** Begin Material for this task **

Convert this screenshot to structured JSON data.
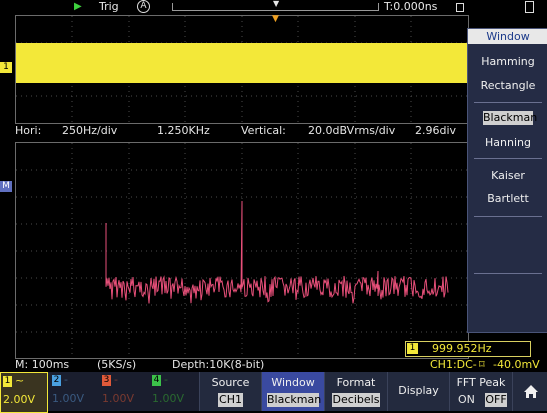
{
  "top": {
    "trig_label": "Trig",
    "trig_mode": "A",
    "trig_time": "T:0.000ns"
  },
  "info": {
    "hori_label": "Hori:",
    "hori_value": "250Hz/div",
    "center_freq": "1.250KHz",
    "vertical_label": "Vertical:",
    "vertical_value": "20.0dBVrms/div",
    "vertical_offset": "2.96div"
  },
  "markers": {
    "ch1": "1",
    "math": "M"
  },
  "status": {
    "timebase": "M: 100ms",
    "sample_rate": "(5KS/s)",
    "depth": "Depth:10K(8-bit)",
    "trigger": "CH1:DC-",
    "trigger_level": "-40.0mV",
    "freq_counter": "999.952Hz",
    "freq_ch": "1"
  },
  "channels": [
    {
      "num": "1",
      "wave": "~",
      "volt": "2.00V",
      "color": "#f3e839"
    },
    {
      "num": "2",
      "wave": "-",
      "volt": "1.00V",
      "color": "#4aa0e0"
    },
    {
      "num": "3",
      "wave": "-",
      "volt": "1.00V",
      "color": "#e05a3a"
    },
    {
      "num": "4",
      "wave": "-",
      "volt": "1.00V",
      "color": "#3cc24a"
    }
  ],
  "menu": {
    "source_label": "Source",
    "source_value": "CH1",
    "window_label": "Window",
    "window_value": "Blackman",
    "format_label": "Format",
    "format_value": "Decibels",
    "display_label": "Display",
    "fft_peak_label": "FFT Peak",
    "fft_on": "ON",
    "fft_off": "OFF"
  },
  "window_menu": {
    "title": "Window",
    "items": [
      "Hamming",
      "Rectangle",
      "Blackman",
      "Hanning",
      "Kaiser",
      "Bartlett"
    ],
    "selected": "Blackman"
  },
  "colors": {
    "ch1": "#f3e839",
    "fft_trace": "#e8507a",
    "menu_bg": "#252c45",
    "grid": "#5a5a5a"
  },
  "icons": [
    "play-icon",
    "auto-mode-icon",
    "trigger-position-icon",
    "lock-icon",
    "battery-icon",
    "home-icon"
  ]
}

** End Material for this task **

- Stated problem
An exact transcription of all the entries is required, without the pictures.

- Task solution
Convert this screenshot to structured JSON data.
{
  "top": {
    "trig_label": "Trig",
    "trig_mode": "A",
    "trig_time": "T:0.000ns"
  },
  "info": {
    "hori_label": "Hori:",
    "hori_value": "250Hz/div",
    "center_freq": "1.250KHz",
    "vertical_label": "Vertical:",
    "vertical_value": "20.0dBVrms/div",
    "vertical_offset": "2.96div"
  },
  "markers": {
    "ch1": "1",
    "math": "M"
  },
  "status": {
    "timebase": "M: 100ms",
    "sample_rate": "(5KS/s)",
    "depth": "Depth:10K(8-bit)",
    "trigger": "CH1:DC-",
    "trigger_level": "-40.0mV",
    "freq_counter": "999.952Hz",
    "freq_ch": "1"
  },
  "channels": [
    {
      "num": "1",
      "wave": "~",
      "volt": "2.00V",
      "color": "#f3e839"
    },
    {
      "num": "2",
      "wave": "-",
      "volt": "1.00V",
      "color": "#4aa0e0"
    },
    {
      "num": "3",
      "wave": "-",
      "volt": "1.00V",
      "color": "#e05a3a"
    },
    {
      "num": "4",
      "wave": "-",
      "volt": "1.00V",
      "color": "#3cc24a"
    }
  ],
  "menu": {
    "source_label": "Source",
    "source_value": "CH1",
    "window_label": "Window",
    "window_value": "Blackman",
    "format_label": "Format",
    "format_value": "Decibels",
    "display_label": "Display",
    "fft_peak_label": "FFT Peak",
    "fft_on": "ON",
    "fft_off": "OFF"
  },
  "window_menu": {
    "title": "Window",
    "items": [
      "Hamming",
      "Rectangle",
      "Blackman",
      "Hanning",
      "Kaiser",
      "Bartlett"
    ],
    "selected": "Blackman"
  },
  "colors": {
    "ch1": "#f3e839",
    "fft_trace": "#e8507a",
    "menu_bg": "#252c45",
    "grid": "#5a5a5a"
  },
  "icons": [
    "play-icon",
    "auto-mode-icon",
    "trigger-position-icon",
    "lock-icon",
    "battery-icon",
    "home-icon"
  ]
}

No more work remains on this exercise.